**TASK PROMPT**
Filter the data below for the string "Cancellation" and copy each matching line.

**RECORDS FOR PROCESSING**
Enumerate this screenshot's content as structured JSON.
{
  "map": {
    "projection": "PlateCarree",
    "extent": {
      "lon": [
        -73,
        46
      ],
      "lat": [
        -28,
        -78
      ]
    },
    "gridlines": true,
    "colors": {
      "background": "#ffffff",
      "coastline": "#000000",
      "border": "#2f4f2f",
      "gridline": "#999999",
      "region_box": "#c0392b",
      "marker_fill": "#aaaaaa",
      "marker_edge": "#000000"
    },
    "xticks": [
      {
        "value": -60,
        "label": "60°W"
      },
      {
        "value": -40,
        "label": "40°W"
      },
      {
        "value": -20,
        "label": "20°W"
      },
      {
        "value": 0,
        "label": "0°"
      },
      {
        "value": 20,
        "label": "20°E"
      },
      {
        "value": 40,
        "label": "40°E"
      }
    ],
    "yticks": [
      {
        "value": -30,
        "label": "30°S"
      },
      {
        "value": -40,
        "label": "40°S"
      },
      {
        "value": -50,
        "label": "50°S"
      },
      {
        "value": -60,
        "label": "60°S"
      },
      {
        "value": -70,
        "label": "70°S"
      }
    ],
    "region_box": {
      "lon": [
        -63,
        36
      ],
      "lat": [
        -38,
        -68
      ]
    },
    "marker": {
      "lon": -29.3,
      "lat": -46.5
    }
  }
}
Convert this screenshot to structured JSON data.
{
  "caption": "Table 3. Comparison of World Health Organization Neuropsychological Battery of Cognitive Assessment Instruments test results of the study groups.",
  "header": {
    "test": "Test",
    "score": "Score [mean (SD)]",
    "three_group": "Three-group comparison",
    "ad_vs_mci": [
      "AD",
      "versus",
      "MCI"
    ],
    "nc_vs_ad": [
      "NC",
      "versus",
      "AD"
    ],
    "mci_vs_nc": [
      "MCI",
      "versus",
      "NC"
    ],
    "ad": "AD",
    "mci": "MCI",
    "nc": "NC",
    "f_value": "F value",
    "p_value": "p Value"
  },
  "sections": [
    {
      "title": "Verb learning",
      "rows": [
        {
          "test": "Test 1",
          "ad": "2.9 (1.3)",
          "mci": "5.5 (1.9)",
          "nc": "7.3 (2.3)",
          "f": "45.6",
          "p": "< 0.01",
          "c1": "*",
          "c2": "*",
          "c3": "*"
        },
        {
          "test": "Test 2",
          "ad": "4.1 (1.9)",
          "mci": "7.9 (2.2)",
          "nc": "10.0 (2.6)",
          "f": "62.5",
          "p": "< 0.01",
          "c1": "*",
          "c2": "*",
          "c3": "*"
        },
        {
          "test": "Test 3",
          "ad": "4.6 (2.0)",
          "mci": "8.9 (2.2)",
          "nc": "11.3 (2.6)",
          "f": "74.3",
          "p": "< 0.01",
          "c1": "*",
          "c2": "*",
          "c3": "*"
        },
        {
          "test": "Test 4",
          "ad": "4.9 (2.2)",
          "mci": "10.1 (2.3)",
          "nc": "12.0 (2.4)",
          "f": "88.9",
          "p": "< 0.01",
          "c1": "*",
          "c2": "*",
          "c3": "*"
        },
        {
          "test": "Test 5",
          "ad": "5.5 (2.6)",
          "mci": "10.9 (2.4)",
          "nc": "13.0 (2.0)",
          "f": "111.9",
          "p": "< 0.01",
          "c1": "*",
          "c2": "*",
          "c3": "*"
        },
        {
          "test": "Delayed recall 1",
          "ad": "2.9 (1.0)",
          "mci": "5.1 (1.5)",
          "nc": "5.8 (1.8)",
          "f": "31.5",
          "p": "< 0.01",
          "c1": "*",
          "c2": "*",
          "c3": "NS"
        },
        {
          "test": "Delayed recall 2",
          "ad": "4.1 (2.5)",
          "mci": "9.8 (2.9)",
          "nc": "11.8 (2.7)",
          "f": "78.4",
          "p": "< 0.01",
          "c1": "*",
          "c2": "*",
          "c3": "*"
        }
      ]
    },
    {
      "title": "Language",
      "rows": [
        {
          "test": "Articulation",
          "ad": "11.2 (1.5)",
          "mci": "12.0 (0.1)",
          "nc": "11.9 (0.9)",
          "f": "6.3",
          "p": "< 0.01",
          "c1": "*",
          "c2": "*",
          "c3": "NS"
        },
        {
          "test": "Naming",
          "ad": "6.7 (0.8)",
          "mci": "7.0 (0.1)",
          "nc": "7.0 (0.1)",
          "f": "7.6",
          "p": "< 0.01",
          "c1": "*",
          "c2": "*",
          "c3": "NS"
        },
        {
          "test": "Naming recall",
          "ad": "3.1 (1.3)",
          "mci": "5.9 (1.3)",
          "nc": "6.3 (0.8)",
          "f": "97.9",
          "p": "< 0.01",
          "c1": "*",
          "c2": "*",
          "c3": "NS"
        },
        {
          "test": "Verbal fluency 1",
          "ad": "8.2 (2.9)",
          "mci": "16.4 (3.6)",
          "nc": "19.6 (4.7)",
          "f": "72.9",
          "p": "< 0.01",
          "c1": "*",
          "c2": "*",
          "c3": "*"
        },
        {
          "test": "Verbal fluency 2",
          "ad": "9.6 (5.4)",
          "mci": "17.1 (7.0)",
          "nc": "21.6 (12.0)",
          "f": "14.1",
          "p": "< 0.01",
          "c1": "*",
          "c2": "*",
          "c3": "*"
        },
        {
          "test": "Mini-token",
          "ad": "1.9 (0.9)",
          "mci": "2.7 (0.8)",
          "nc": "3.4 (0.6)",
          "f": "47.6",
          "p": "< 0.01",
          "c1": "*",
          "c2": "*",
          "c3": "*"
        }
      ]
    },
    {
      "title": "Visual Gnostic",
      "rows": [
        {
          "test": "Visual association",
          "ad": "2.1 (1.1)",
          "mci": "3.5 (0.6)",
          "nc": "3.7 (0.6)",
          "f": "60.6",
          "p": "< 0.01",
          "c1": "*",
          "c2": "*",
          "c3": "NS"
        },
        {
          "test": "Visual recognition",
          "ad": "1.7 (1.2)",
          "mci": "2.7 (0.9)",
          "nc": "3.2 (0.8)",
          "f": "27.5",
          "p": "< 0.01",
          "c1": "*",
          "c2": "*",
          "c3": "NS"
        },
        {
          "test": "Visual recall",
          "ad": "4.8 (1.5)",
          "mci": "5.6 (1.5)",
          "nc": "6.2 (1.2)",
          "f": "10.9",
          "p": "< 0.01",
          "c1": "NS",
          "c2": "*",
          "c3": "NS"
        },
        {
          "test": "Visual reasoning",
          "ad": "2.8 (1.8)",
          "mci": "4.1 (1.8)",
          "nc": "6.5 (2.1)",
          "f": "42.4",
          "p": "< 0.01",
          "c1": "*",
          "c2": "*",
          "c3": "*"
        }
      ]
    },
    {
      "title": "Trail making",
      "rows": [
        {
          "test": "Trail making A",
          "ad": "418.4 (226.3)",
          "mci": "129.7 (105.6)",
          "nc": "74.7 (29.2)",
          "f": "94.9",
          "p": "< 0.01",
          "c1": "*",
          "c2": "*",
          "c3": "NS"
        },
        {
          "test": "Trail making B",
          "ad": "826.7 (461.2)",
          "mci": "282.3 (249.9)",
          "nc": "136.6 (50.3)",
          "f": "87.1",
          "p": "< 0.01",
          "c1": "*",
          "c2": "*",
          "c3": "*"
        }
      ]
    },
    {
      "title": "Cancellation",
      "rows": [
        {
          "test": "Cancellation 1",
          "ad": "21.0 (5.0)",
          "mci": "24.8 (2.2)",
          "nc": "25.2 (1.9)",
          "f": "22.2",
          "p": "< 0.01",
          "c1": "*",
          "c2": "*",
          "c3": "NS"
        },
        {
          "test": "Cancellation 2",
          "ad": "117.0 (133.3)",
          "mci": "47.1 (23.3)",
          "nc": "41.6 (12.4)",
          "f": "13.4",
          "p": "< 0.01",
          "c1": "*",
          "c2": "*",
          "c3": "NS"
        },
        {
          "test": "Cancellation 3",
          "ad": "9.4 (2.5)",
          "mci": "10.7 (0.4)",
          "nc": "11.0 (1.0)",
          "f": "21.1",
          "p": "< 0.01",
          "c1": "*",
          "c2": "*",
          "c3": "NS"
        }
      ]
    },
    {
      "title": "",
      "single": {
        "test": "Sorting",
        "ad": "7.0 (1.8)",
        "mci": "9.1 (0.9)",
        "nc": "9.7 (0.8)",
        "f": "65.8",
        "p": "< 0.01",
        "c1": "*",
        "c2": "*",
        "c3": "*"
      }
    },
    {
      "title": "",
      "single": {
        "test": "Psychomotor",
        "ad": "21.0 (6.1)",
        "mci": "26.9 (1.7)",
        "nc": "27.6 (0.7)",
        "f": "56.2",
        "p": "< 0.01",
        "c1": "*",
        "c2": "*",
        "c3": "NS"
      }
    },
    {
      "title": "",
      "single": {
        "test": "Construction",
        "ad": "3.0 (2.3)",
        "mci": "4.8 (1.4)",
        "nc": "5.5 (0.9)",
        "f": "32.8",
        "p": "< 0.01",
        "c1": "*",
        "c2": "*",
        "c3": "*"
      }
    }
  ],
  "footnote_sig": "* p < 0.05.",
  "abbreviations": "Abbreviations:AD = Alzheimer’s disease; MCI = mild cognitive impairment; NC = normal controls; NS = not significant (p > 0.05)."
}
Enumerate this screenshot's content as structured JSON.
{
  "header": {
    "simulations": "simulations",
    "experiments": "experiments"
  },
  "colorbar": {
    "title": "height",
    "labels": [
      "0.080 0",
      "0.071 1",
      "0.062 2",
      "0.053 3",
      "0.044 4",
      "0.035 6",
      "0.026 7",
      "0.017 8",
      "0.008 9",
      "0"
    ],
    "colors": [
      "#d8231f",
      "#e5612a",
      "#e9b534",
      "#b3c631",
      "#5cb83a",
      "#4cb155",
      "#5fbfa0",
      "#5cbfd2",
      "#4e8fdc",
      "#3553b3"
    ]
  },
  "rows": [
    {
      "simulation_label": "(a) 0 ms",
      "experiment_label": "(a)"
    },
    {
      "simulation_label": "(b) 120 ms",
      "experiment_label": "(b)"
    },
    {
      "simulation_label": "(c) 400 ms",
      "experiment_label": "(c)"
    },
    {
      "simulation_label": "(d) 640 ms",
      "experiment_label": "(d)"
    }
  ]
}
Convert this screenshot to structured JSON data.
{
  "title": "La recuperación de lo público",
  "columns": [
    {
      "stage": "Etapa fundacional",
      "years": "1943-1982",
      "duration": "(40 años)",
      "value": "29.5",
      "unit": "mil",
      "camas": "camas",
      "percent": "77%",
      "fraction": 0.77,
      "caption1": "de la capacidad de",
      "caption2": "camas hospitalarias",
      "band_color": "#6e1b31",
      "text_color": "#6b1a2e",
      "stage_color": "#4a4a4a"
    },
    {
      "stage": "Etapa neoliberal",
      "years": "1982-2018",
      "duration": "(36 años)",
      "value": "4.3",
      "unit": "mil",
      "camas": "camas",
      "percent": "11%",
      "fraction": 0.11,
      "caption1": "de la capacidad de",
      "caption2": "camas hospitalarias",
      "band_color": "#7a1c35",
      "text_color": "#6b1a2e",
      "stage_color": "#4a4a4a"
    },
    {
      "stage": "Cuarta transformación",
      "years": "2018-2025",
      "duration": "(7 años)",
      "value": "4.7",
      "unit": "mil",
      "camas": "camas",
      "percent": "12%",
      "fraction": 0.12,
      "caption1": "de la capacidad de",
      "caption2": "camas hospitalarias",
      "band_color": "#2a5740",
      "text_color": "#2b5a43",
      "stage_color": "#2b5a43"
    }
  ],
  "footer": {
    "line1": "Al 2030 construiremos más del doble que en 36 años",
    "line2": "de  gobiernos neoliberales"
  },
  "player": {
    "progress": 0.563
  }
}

**RESPONSE TO THE TASK**
      "title": "Cancellation",
          "test": "Cancellation 1",
          "test": "Cancellation 2",
          "test": "Cancellation 3",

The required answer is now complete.